"""

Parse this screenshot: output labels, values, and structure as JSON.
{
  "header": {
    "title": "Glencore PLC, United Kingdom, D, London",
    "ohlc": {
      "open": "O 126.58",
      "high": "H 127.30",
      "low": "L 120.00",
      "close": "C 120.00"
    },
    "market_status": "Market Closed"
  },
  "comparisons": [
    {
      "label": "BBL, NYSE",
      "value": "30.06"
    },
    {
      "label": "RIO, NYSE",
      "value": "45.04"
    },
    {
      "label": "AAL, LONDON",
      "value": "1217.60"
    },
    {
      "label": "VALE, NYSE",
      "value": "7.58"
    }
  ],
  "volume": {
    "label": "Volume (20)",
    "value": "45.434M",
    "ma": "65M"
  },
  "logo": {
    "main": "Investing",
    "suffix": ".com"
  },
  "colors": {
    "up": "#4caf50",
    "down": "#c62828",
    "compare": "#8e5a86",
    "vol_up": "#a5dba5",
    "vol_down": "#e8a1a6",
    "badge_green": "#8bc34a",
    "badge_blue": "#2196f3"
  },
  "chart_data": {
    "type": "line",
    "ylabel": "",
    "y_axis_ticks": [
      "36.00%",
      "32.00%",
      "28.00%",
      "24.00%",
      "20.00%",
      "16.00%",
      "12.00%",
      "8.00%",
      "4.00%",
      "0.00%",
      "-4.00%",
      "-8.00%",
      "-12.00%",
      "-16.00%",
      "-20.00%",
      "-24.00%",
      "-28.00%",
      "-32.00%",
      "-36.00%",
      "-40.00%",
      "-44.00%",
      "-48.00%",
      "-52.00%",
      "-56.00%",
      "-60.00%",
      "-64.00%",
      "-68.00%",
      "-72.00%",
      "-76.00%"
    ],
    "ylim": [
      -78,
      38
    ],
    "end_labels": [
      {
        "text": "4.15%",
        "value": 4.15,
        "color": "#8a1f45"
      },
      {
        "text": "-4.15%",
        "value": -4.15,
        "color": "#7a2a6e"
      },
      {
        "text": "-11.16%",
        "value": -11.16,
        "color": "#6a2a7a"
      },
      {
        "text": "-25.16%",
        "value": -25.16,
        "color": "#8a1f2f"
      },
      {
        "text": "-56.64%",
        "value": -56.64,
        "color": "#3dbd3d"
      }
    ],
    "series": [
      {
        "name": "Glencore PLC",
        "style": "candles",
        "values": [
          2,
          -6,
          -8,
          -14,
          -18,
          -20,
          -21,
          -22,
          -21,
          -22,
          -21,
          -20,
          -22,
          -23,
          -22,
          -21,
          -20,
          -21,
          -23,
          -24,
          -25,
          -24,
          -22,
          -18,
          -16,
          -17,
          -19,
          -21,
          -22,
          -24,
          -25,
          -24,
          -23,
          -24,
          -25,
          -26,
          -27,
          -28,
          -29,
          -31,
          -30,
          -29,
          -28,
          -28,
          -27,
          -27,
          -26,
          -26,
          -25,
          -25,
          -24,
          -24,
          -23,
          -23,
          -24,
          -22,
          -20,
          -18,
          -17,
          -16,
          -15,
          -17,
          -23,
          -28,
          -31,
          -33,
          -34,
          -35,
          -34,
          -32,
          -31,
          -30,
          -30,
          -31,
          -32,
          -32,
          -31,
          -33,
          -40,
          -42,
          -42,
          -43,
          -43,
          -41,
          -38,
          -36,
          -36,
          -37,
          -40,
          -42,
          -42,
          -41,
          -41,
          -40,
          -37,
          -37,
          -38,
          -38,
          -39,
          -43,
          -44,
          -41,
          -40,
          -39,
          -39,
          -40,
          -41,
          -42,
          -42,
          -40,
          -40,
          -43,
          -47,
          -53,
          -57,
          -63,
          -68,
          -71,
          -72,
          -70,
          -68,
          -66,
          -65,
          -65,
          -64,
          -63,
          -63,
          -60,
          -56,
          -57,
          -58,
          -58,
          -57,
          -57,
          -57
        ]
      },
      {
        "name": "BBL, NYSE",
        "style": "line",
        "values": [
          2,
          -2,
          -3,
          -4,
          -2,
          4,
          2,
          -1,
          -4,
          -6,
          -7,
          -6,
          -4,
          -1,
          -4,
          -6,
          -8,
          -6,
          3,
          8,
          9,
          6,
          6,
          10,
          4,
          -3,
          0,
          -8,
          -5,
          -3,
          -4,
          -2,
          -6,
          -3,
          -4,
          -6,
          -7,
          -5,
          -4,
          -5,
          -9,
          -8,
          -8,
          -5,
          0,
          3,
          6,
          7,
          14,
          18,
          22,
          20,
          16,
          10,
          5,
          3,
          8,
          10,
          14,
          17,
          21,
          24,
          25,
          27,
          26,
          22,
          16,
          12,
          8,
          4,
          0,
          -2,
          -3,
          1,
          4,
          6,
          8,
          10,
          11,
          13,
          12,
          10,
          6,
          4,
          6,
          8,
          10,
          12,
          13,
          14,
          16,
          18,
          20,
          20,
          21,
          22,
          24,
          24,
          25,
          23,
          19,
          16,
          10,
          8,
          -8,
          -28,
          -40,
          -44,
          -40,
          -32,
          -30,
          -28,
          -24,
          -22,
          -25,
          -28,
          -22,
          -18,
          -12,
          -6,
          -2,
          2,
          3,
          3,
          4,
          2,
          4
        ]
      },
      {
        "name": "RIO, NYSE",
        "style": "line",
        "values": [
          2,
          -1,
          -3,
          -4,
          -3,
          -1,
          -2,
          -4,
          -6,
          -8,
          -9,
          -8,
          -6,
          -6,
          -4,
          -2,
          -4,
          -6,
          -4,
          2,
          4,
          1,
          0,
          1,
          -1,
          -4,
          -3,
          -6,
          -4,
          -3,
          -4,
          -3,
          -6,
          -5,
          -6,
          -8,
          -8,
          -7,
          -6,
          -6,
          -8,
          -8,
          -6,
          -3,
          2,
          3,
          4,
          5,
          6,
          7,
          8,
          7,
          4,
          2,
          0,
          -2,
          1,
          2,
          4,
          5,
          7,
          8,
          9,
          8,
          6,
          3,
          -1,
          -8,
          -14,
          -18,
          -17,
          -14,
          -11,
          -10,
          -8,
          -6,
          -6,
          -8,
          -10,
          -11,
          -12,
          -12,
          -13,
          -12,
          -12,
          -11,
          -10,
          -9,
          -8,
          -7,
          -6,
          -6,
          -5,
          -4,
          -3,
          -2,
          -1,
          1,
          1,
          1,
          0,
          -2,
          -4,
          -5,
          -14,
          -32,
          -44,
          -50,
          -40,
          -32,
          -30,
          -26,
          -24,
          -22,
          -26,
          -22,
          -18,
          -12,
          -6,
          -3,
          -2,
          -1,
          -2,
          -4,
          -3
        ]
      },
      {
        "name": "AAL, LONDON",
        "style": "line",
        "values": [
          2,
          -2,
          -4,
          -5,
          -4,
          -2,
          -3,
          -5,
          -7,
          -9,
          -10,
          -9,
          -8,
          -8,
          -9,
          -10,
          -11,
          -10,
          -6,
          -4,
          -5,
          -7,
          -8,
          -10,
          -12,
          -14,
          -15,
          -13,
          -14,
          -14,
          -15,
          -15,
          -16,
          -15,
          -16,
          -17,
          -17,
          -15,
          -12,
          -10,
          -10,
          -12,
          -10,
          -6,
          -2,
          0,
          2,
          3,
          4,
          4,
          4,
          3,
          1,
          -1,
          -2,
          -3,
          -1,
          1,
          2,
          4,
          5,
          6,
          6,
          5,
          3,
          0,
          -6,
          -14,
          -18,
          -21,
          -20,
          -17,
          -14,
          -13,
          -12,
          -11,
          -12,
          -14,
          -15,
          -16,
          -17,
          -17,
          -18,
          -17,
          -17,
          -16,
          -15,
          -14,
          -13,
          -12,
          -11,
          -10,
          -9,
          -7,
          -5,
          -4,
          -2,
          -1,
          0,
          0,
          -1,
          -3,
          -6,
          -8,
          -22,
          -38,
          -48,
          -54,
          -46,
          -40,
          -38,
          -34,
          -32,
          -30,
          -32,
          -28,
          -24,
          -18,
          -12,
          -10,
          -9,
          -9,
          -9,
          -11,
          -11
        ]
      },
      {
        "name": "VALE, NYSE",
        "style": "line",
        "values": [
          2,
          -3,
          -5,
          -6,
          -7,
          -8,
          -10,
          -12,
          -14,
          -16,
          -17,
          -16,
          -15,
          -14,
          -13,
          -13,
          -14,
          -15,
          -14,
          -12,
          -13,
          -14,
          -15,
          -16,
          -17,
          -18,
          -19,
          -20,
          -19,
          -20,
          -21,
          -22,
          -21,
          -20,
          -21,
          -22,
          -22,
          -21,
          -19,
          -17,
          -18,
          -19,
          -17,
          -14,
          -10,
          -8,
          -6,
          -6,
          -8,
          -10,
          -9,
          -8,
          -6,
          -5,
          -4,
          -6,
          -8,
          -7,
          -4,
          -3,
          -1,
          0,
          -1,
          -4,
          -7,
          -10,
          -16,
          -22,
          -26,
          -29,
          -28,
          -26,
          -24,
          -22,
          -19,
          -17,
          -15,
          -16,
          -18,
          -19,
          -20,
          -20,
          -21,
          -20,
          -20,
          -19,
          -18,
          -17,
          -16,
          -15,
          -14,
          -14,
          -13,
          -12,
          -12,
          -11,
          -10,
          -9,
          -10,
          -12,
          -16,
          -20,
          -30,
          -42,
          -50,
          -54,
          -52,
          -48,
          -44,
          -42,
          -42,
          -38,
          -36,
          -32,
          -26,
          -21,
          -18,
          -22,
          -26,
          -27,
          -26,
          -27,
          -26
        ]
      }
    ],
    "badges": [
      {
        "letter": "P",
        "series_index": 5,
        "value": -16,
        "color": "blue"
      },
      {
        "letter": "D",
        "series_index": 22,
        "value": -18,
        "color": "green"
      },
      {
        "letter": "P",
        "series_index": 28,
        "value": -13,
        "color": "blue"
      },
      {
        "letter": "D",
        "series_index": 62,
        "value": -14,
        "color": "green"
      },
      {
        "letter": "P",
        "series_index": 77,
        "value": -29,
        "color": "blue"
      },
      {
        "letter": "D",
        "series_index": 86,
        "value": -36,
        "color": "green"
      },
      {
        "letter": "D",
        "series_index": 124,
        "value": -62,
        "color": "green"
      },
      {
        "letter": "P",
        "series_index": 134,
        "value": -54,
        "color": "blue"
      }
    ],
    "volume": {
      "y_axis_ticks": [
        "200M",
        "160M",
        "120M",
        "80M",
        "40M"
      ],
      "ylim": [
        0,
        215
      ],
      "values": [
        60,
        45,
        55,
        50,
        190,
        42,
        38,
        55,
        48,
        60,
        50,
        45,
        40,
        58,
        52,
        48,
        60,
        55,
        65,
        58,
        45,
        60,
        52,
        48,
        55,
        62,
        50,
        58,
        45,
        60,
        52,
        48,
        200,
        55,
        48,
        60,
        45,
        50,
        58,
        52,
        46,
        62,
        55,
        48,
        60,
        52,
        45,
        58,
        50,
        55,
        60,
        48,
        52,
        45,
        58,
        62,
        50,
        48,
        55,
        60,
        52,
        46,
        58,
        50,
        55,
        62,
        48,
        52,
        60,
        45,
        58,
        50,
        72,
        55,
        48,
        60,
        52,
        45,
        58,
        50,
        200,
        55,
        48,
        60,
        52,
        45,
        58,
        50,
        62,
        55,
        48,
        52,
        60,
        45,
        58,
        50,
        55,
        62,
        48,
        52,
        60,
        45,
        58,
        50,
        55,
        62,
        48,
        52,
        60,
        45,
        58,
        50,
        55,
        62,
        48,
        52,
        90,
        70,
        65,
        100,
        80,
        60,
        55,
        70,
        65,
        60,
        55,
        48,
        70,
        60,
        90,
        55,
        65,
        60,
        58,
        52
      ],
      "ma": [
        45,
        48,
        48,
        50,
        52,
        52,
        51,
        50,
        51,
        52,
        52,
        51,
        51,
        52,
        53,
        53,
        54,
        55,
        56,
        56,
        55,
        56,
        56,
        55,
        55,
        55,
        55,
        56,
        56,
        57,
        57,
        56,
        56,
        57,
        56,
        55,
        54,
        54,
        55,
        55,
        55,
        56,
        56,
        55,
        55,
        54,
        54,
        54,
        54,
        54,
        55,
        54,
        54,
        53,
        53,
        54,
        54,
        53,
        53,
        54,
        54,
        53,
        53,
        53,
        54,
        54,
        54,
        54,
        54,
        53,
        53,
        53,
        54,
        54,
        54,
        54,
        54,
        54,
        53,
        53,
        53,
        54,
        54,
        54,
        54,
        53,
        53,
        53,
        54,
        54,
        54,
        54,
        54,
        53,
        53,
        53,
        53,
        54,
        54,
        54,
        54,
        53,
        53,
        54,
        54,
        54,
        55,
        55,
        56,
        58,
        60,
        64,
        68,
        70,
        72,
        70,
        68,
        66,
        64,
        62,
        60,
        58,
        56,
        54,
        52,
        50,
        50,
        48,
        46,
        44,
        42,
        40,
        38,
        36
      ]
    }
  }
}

"""

→ Goal
Only lines with the word "Glencore" are wanted, so copy each one from the records.

→ Solution
    "title": "Glencore PLC, United Kingdom, D, London",
        "name": "Glencore PLC",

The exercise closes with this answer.